Extrait retenu:

........

Il est 5 heures du matin. Bamako s’éveille sous une lumière pâle. Mon vol est prévu à 9 heures, mais j’ai appris qu’en matière de voyage, il vaut mieux anticiper. Une douche rapide, un dernier coup d’œil à mon matériel de reportage, mes tenues, mes documents : tout est prêt.
Le taxi que j’ai appelé – sans doute le seul disponible à cette heure dans mon quartier – arrive rapidement. Je ne voyage pas seul. En tant que chef de mission intérimaire, je dois m’assurer que toute l’équipe est en ordre de marche. Mes compagnons sont tous des figures du journalisme : Tonton Kader, ponctuel et dynamique ; Tonton Ahmadou Sankaré, méthodique et rigoureux ; Tonton Kassogué, spécialiste des AHGR/TP-HIMO, simple et bienveillant et Aliou Diallo, jeune journaliste brillant, parfois réservé, parfois bavard, toujours drôle.
À l’aéroport, les retrouvailles sont chaleureuses. Dans le hall, les scènes sont typiques des vols locaux : un policier qui tend un téléphone à transmettre à un inconnu. Un agent qui demande de porter un colis « pour un cousin à Tombouctou ». Un passager en sueur suppliant de transporter quelques vêtements pour compléter ses kilos manquants. Un préfet, en attente d’embarquer lui aussi, vante ses projets administratifs.
Malgré la fatigue, l’ambiance est détendue. Une hôtesse appelle doucement les passagers vers l’embarquement. Je savoure cet instant, un œil sur les fils d’actualité.
Tonton Kader partage un café avec le préfet. À son retour, il me dit : « c’est comme ça qu’on construit une relation. » Dans l’avion, l’équipe se plonge dans ses pensées. Aliou, malgré son expérience, avoue avoir peur des vols. Les hôtesses de Sky Mali nous accueillent avec grâce.
Arrivée à Tombouctou
À 10 heures, le Boeing touche la terre poussiéreuse de Tombouctou. Une chaleur sèche nous saisit dès la sortie de l’appareil. C’est la première fois que je viens dans cette ville mythique, surnommée la « Perle du désert », inscrite au patrimoine mondial de l’UNESCO.
À l’hôtel, l’accueil est sincère et touchant. Même le planton semble heureux de nous recevoir. J’appelle mes proches, contacte notre correspondant local, et retrouve une ancienne camarade. Ici, la fraternité est une réalité vécue.

........

Données fournies:
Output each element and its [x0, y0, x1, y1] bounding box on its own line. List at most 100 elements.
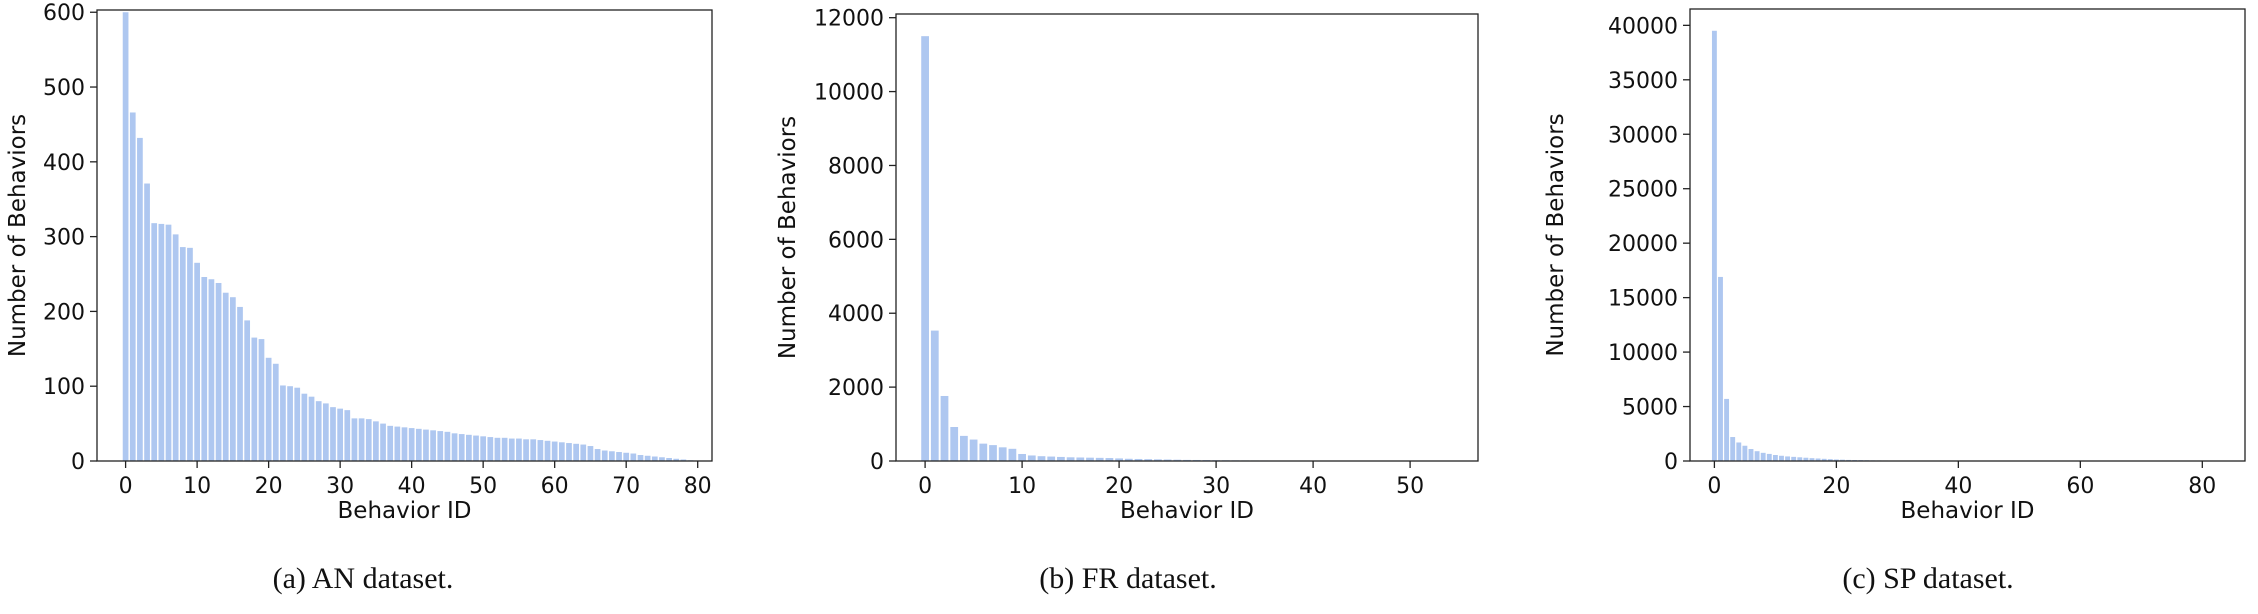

........

Consignes:
1. Citez textuellement le récit du voyage à Tombouctou, en commençant par « Tonton Kader partage » et en poursuivant jusqu'à « accueillent avec grâce. ».
2. Dans le récit du voyage à Tombouctou, quel surnom est donné à la ville ?
3. Poursuivez la rédaction du récit du voyage à Tombouctou à partir de sa dernière phrase.

Réponses par consigne:
1.
Tonton Kader partage un café avec le préfet. À son retour, il me dit : « c’est comme ça qu’on construit une relation. » Dans l’avion, l’équipe se plonge dans ses pensées. Aliou, malgré son expérience, avoue avoir peur des vols. Les hôtesses de Sky Mali nous accueillent avec grâce.

2. La « Perle du désert ».

3.
Le soir, un hôte nous convie à un dîner. Nous découvrons un mets exceptionnel : le ham koukouro, viande de mouton lentement grillée. Puis viennent la soupe de pattes, les intestins farcis, le pain croustillant et le thé à la menthe. Tonton Sankaré, amusé, me glisse : « Bamako, c’est le paraître. Tombouctou, c’est le ventre d’abord. »
Je suis tellement conquis que j’oublie mon sac chez l’hôte ! De retour, les tontons rient : ici, on appelle cela « Ponguè » – manger jusqu’à oublier quelque chose, un honneur culinaire à remercier par un mouton offert à la cuisinière.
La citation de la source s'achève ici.